Exercise materials:
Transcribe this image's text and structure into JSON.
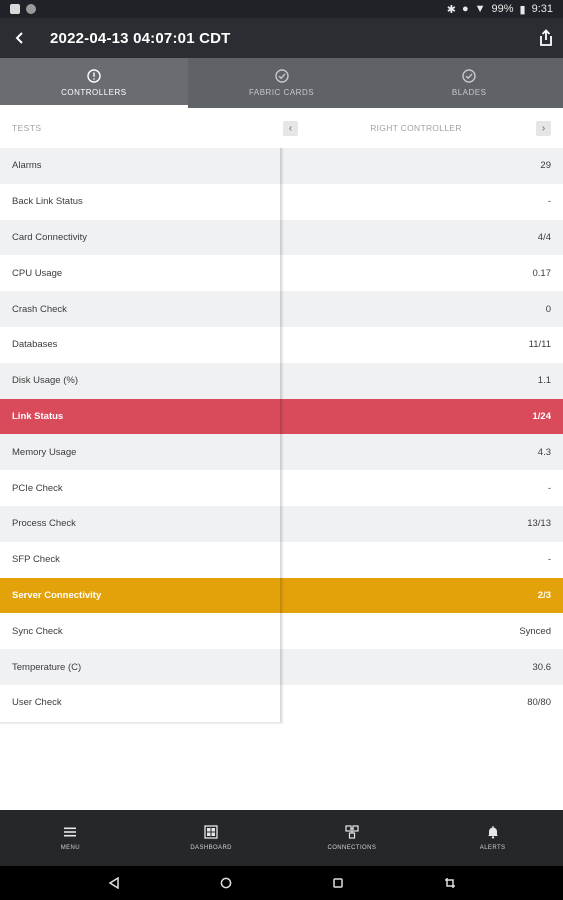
{
  "status_bar": {
    "battery": "99%",
    "time": "9:31"
  },
  "app_bar": {
    "title": "2022-04-13 04:07:01 CDT"
  },
  "tabs": [
    {
      "label": "CONTROLLERS",
      "icon": "info-circle-icon"
    },
    {
      "label": "FABRIC CARDS",
      "icon": "check-circle-icon"
    },
    {
      "label": "BLADES",
      "icon": "check-circle-icon"
    }
  ],
  "table": {
    "tests_header": "TESTS",
    "column_header": "RIGHT CONTROLLER",
    "rows": [
      {
        "test": "Alarms",
        "value": "29"
      },
      {
        "test": "Back Link Status",
        "value": "-"
      },
      {
        "test": "Card Connectivity",
        "value": "4/4"
      },
      {
        "test": "CPU Usage",
        "value": "0.17"
      },
      {
        "test": "Crash Check",
        "value": "0"
      },
      {
        "test": "Databases",
        "value": "11/11"
      },
      {
        "test": "Disk Usage (%)",
        "value": "1.1"
      },
      {
        "test": "Link Status",
        "value": "1/24",
        "status": "error"
      },
      {
        "test": "Memory Usage",
        "value": "4.3"
      },
      {
        "test": "PCIe Check",
        "value": "-"
      },
      {
        "test": "Process Check",
        "value": "13/13"
      },
      {
        "test": "SFP Check",
        "value": "-"
      },
      {
        "test": "Server Connectivity",
        "value": "2/3",
        "status": "warning"
      },
      {
        "test": "Sync Check",
        "value": "Synced"
      },
      {
        "test": "Temperature (C)",
        "value": "30.6"
      },
      {
        "test": "User Check",
        "value": "80/80"
      }
    ]
  },
  "bottom_nav": [
    {
      "label": "MENU",
      "icon": "menu-icon"
    },
    {
      "label": "DASHBOARD",
      "icon": "dashboard-icon"
    },
    {
      "label": "CONNECTIONS",
      "icon": "connections-icon"
    },
    {
      "label": "ALERTS",
      "icon": "bell-icon"
    }
  ],
  "colors": {
    "app_bar": "#2a2d31",
    "tabs_bg": "#5f6266",
    "error": "#d94b5b",
    "warning": "#e4a20a",
    "bottom_nav": "#25282b"
  }
}
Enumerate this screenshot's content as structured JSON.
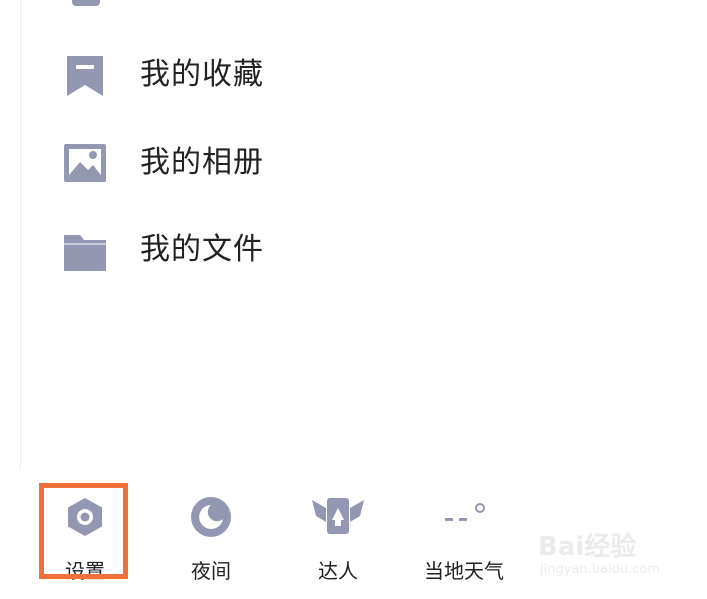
{
  "menu": {
    "items": [
      {
        "label": "我的收藏",
        "icon": "bookmark-icon"
      },
      {
        "label": "我的相册",
        "icon": "image-icon"
      },
      {
        "label": "我的文件",
        "icon": "folder-icon"
      }
    ]
  },
  "toolbar": {
    "items": [
      {
        "label": "设置",
        "icon": "settings-icon"
      },
      {
        "label": "夜间",
        "icon": "moon-icon"
      },
      {
        "label": "达人",
        "icon": "expert-icon"
      },
      {
        "label": "当地天气",
        "icon": "weather-icon"
      }
    ]
  },
  "watermark": {
    "brand": "Bai经验",
    "url": "jingyan.baidu.com"
  },
  "colors": {
    "icon": "#9497b2",
    "text": "#222222",
    "highlight": "#f0703c"
  }
}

Problem to work on:
Pictures are excluded; copy every other part of the records exactly.

Task output:
Transcribe this image's text and structure into JSON.
{
  "status_bar": {
    "battery": "99%",
    "time": "9:31"
  },
  "app_bar": {
    "title": "2022-04-13 04:07:01 CDT"
  },
  "tabs": [
    {
      "label": "CONTROLLERS",
      "icon": "info-circle-icon"
    },
    {
      "label": "FABRIC CARDS",
      "icon": "check-circle-icon"
    },
    {
      "label": "BLADES",
      "icon": "check-circle-icon"
    }
  ],
  "table": {
    "tests_header": "TESTS",
    "column_header": "RIGHT CONTROLLER",
    "rows": [
      {
        "test": "Alarms",
        "value": "29"
      },
      {
        "test": "Back Link Status",
        "value": "-"
      },
      {
        "test": "Card Connectivity",
        "value": "4/4"
      },
      {
        "test": "CPU Usage",
        "value": "0.17"
      },
      {
        "test": "Crash Check",
        "value": "0"
      },
      {
        "test": "Databases",
        "value": "11/11"
      },
      {
        "test": "Disk Usage (%)",
        "value": "1.1"
      },
      {
        "test": "Link Status",
        "value": "1/24",
        "status": "error"
      },
      {
        "test": "Memory Usage",
        "value": "4.3"
      },
      {
        "test": "PCIe Check",
        "value": "-"
      },
      {
        "test": "Process Check",
        "value": "13/13"
      },
      {
        "test": "SFP Check",
        "value": "-"
      },
      {
        "test": "Server Connectivity",
        "value": "2/3",
        "status": "warning"
      },
      {
        "test": "Sync Check",
        "value": "Synced"
      },
      {
        "test": "Temperature (C)",
        "value": "30.6"
      },
      {
        "test": "User Check",
        "value": "80/80"
      }
    ]
  },
  "bottom_nav": [
    {
      "label": "MENU",
      "icon": "menu-icon"
    },
    {
      "label": "DASHBOARD",
      "icon": "dashboard-icon"
    },
    {
      "label": "CONNECTIONS",
      "icon": "connections-icon"
    },
    {
      "label": "ALERTS",
      "icon": "bell-icon"
    }
  ],
  "colors": {
    "app_bar": "#2a2d31",
    "tabs_bg": "#5f6266",
    "error": "#d94b5b",
    "warning": "#e4a20a",
    "bottom_nav": "#25282b"
  }
}
Enumerate this screenshot's content as structured JSON.
{
  "menu": {
    "items": [
      {
        "label": "我的收藏",
        "icon": "bookmark-icon"
      },
      {
        "label": "我的相册",
        "icon": "image-icon"
      },
      {
        "label": "我的文件",
        "icon": "folder-icon"
      }
    ]
  },
  "toolbar": {
    "items": [
      {
        "label": "设置",
        "icon": "settings-icon"
      },
      {
        "label": "夜间",
        "icon": "moon-icon"
      },
      {
        "label": "达人",
        "icon": "expert-icon"
      },
      {
        "label": "当地天气",
        "icon": "weather-icon"
      }
    ]
  },
  "watermark": {
    "brand": "Bai经验",
    "url": "jingyan.baidu.com"
  },
  "colors": {
    "icon": "#9497b2",
    "text": "#222222",
    "highlight": "#f0703c"
  }
}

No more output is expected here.